→ What to work on: Check every line of the data below for the string "صورت", and copy the ones that hold it.
-*-*-
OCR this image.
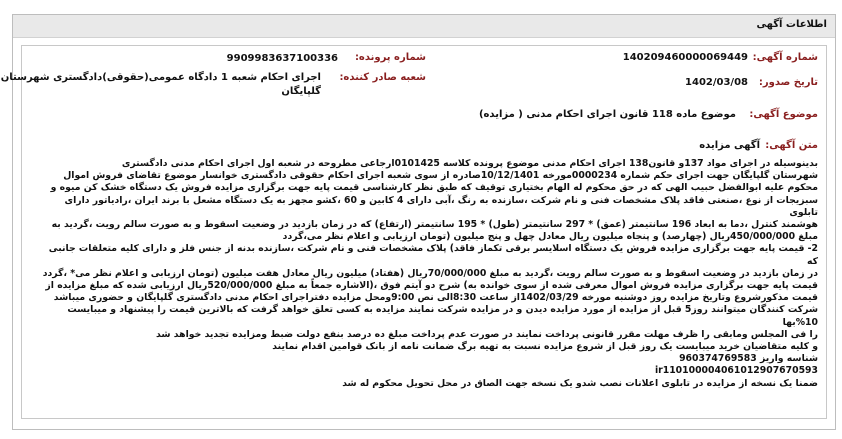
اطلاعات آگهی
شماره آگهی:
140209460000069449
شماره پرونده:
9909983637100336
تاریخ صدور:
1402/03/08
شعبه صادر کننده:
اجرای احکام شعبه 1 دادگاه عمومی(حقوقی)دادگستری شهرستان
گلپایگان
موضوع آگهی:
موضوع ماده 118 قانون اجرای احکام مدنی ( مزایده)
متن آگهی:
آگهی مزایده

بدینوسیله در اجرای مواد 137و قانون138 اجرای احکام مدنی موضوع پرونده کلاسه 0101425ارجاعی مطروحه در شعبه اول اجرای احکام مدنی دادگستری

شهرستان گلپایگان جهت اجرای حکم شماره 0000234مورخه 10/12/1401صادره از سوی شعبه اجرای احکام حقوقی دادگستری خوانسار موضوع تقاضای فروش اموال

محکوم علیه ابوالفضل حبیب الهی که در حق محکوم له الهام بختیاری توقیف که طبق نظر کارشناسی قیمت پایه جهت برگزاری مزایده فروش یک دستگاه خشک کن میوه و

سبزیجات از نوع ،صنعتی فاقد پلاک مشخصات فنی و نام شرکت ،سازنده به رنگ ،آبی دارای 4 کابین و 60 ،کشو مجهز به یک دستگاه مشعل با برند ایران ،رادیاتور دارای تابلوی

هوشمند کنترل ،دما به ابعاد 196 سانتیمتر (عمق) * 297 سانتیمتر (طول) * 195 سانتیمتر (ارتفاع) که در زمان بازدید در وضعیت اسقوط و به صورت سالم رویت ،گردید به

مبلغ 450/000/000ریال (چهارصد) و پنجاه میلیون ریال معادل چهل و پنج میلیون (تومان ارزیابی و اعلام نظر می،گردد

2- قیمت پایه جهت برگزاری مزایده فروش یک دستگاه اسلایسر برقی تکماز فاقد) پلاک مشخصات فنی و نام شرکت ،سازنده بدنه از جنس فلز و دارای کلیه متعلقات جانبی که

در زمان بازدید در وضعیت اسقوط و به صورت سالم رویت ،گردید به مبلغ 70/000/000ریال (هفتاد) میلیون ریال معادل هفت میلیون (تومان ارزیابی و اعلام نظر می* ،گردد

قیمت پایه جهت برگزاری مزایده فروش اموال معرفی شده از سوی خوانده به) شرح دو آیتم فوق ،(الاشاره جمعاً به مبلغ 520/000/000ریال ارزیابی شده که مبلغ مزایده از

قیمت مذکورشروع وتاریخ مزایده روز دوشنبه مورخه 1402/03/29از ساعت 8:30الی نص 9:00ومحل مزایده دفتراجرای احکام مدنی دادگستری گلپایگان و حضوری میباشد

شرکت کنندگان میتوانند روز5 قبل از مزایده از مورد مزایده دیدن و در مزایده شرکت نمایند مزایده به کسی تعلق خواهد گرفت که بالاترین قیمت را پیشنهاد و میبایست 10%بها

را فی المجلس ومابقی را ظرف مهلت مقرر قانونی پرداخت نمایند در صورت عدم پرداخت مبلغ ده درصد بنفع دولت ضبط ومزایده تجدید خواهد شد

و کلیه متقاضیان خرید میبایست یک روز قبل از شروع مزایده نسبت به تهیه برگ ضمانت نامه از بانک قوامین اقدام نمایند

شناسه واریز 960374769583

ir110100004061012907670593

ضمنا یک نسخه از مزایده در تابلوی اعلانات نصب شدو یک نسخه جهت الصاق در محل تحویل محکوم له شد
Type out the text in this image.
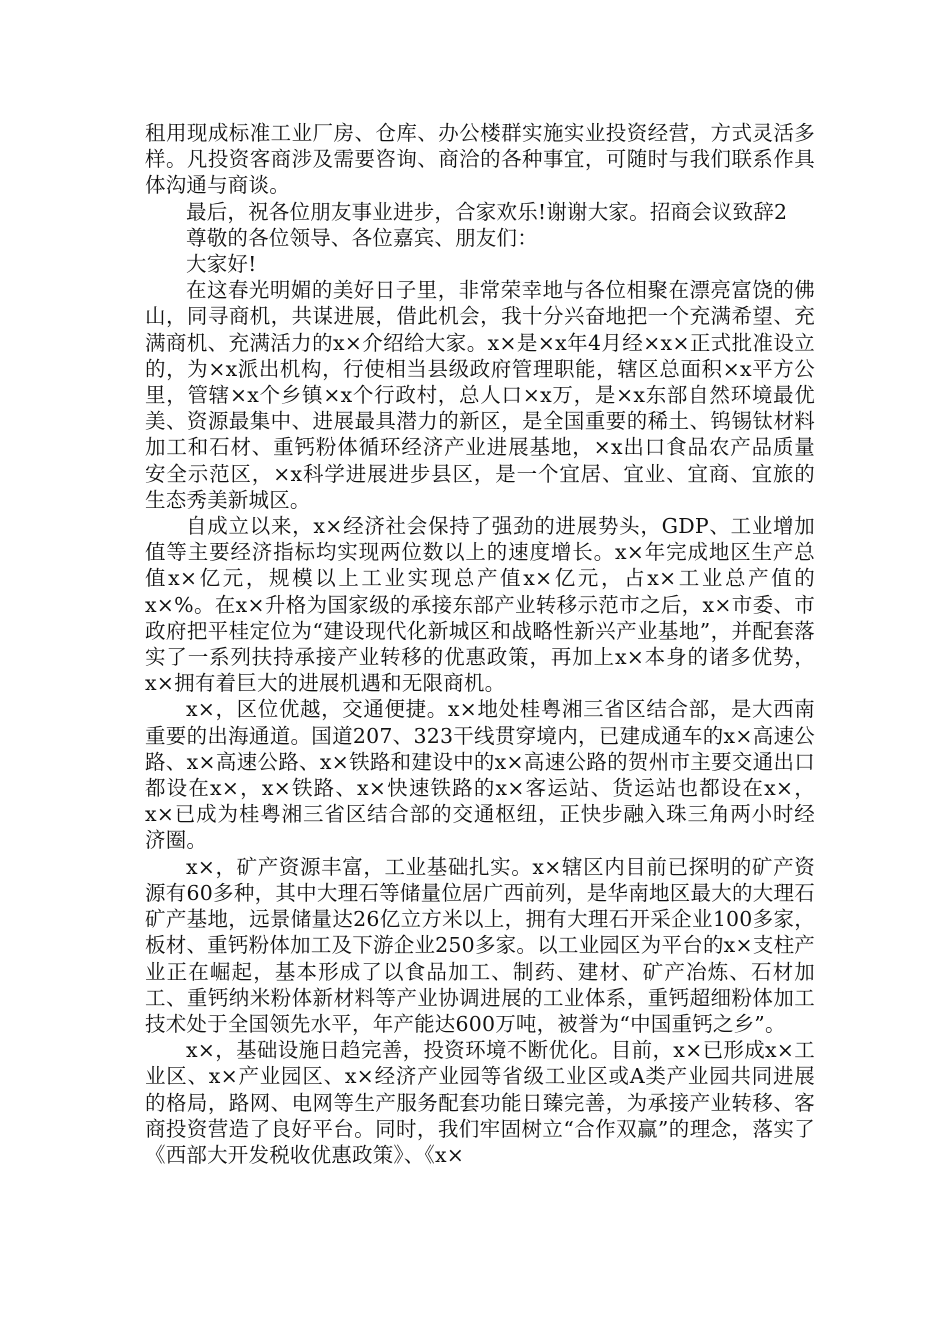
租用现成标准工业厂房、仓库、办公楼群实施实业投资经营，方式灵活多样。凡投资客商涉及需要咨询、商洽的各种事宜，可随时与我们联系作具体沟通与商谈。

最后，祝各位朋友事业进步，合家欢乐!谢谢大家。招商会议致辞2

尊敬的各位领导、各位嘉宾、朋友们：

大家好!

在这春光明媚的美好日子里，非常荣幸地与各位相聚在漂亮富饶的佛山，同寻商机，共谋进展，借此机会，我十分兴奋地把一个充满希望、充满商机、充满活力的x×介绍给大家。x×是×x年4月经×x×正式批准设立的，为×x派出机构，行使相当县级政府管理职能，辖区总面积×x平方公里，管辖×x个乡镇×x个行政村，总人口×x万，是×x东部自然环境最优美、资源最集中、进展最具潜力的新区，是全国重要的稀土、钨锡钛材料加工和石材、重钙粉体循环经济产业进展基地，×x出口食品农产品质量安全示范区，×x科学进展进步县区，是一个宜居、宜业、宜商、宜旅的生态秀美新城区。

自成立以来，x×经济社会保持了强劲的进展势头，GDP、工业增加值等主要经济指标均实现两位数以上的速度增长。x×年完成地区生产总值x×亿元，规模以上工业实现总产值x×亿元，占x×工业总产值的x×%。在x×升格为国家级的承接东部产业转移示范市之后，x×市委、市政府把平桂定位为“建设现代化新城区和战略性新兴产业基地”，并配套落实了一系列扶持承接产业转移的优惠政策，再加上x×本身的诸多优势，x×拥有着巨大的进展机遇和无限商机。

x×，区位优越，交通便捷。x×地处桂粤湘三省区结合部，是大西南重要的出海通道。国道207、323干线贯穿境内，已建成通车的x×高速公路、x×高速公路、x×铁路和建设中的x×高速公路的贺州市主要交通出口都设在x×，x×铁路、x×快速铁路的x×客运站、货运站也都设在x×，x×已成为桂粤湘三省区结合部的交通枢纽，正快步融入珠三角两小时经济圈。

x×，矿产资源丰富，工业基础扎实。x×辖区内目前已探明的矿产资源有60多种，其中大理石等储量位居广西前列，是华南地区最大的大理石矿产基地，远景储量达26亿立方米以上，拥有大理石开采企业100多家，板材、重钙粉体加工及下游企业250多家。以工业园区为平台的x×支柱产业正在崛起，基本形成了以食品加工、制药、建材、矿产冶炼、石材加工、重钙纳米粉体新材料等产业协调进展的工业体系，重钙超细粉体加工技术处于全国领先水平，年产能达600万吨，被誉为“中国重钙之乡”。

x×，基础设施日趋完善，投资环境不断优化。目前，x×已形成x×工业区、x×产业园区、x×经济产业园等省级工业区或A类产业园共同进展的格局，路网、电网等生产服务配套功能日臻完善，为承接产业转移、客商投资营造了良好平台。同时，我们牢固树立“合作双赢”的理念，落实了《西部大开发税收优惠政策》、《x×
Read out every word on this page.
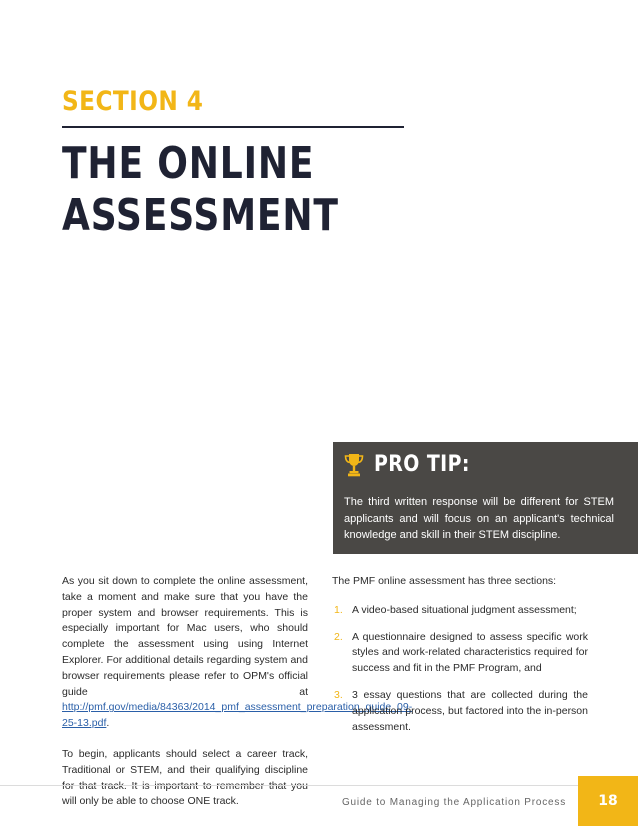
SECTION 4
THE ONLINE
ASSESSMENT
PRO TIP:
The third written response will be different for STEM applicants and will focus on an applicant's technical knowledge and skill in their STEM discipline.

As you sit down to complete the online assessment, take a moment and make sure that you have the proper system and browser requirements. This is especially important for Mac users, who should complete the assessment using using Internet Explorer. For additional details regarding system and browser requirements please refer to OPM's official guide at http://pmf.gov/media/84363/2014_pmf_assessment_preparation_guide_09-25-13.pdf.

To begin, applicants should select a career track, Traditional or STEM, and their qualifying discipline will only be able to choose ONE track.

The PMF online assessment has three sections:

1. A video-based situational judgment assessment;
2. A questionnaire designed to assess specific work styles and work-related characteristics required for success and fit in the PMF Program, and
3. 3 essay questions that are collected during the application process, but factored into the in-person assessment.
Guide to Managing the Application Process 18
-*-*-
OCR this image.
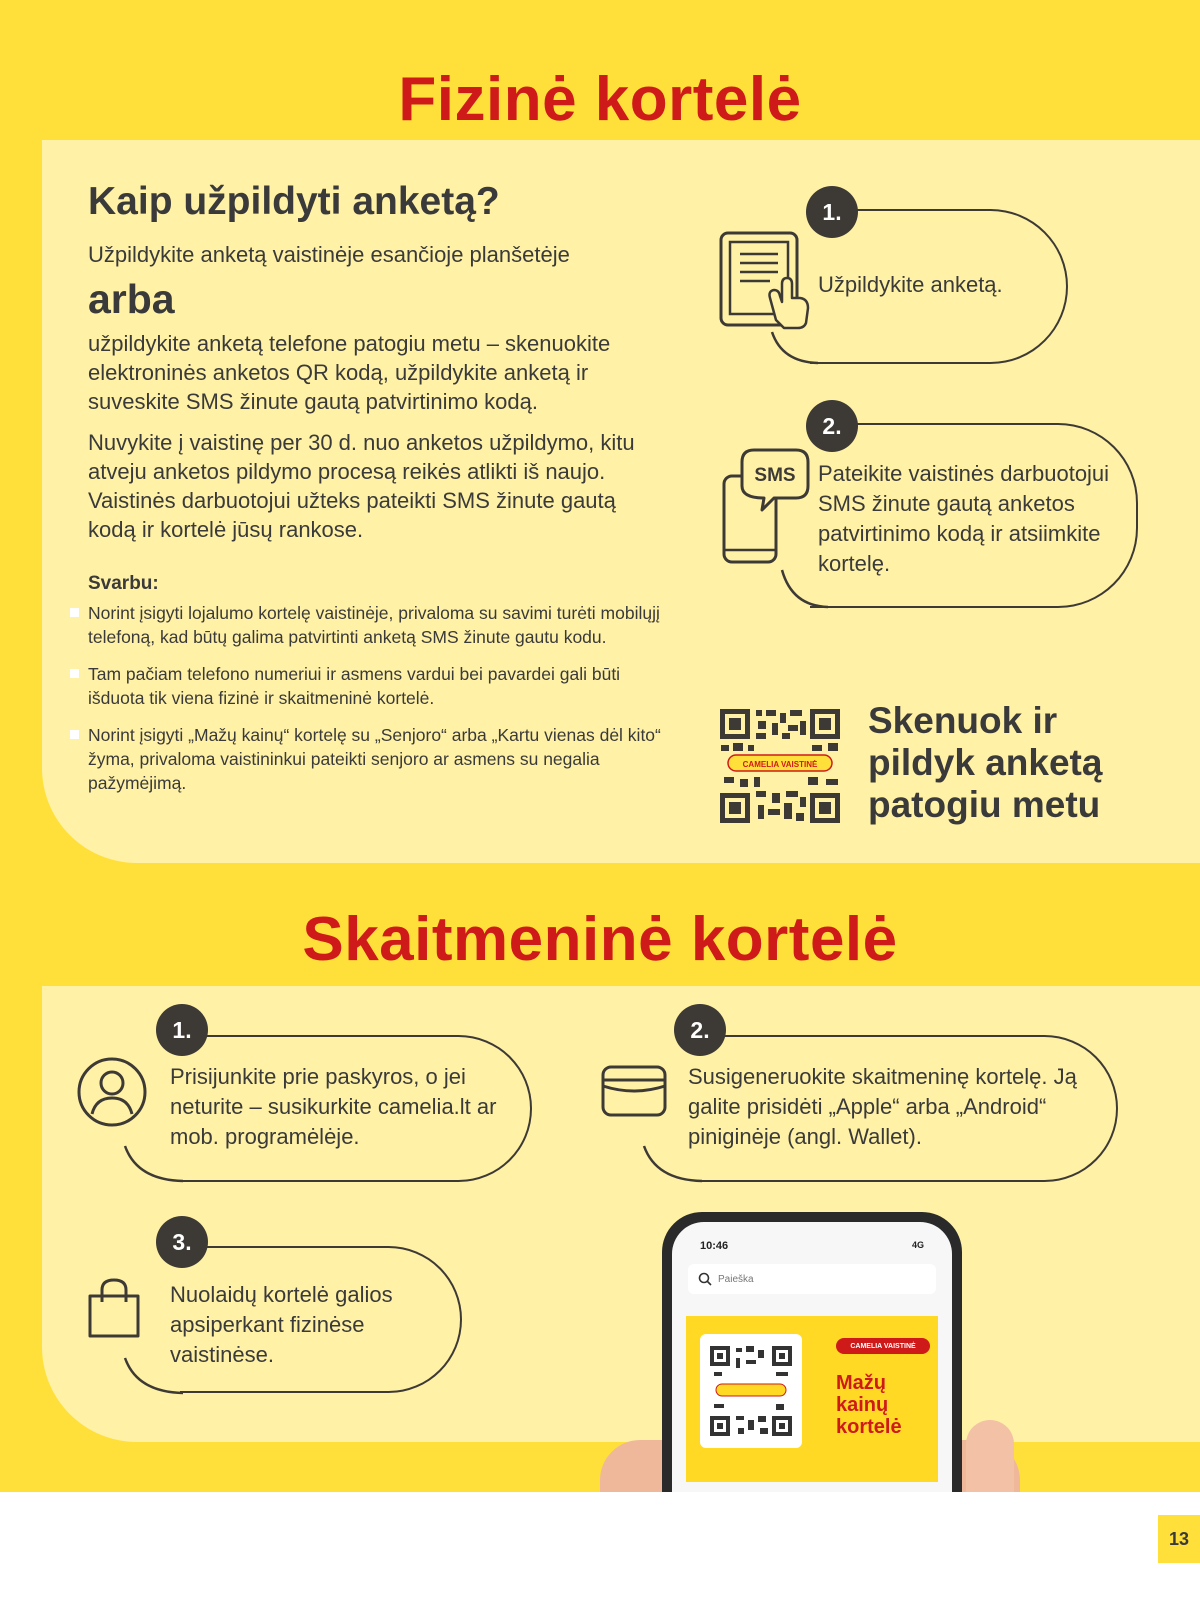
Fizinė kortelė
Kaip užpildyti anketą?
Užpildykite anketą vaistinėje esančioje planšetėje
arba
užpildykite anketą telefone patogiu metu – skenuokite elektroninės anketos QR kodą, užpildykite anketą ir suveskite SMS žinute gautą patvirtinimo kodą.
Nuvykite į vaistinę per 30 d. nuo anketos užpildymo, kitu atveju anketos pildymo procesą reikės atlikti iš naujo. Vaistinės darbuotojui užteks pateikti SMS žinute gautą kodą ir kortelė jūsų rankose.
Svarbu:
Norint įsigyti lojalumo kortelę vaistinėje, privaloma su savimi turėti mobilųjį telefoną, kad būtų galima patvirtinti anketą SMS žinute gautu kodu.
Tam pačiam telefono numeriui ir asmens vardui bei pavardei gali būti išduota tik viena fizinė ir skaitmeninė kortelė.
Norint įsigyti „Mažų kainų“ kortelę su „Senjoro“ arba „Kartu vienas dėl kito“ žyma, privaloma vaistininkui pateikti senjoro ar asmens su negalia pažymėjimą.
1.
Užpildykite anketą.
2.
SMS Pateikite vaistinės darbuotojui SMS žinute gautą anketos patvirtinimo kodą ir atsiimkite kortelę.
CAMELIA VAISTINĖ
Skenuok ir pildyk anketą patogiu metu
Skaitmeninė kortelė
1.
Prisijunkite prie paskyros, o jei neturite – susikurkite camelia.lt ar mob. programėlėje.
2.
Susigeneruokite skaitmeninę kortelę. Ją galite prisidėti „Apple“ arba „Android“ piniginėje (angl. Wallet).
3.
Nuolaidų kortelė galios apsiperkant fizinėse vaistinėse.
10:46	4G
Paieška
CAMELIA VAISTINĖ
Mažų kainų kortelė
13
-*-*-
→ Exercise response:
هوشمند کنترل ،دما به ابعاد 196 سانتیمتر (عمق) * 297 سانتیمتر (طول) * 195 سانتیمتر (ارتفاع) که در زمان بازدید در وضعیت اسقوط و به صورت سالم رویت ،گردید به
در زمان بازدید در وضعیت اسقوط و به صورت سالم رویت ،گردید به مبلغ 70/000/000ریال (هفتاد) میلیون ریال معادل هفت میلیون (تومان ارزیابی و اعلام نظر می* ،گردد
را فی المجلس ومابقی را ظرف مهلت مقرر قانونی پرداخت نمایند در صورت عدم پرداخت مبلغ ده درصد بنفع دولت ضبط ومزایده تجدید خواهد شد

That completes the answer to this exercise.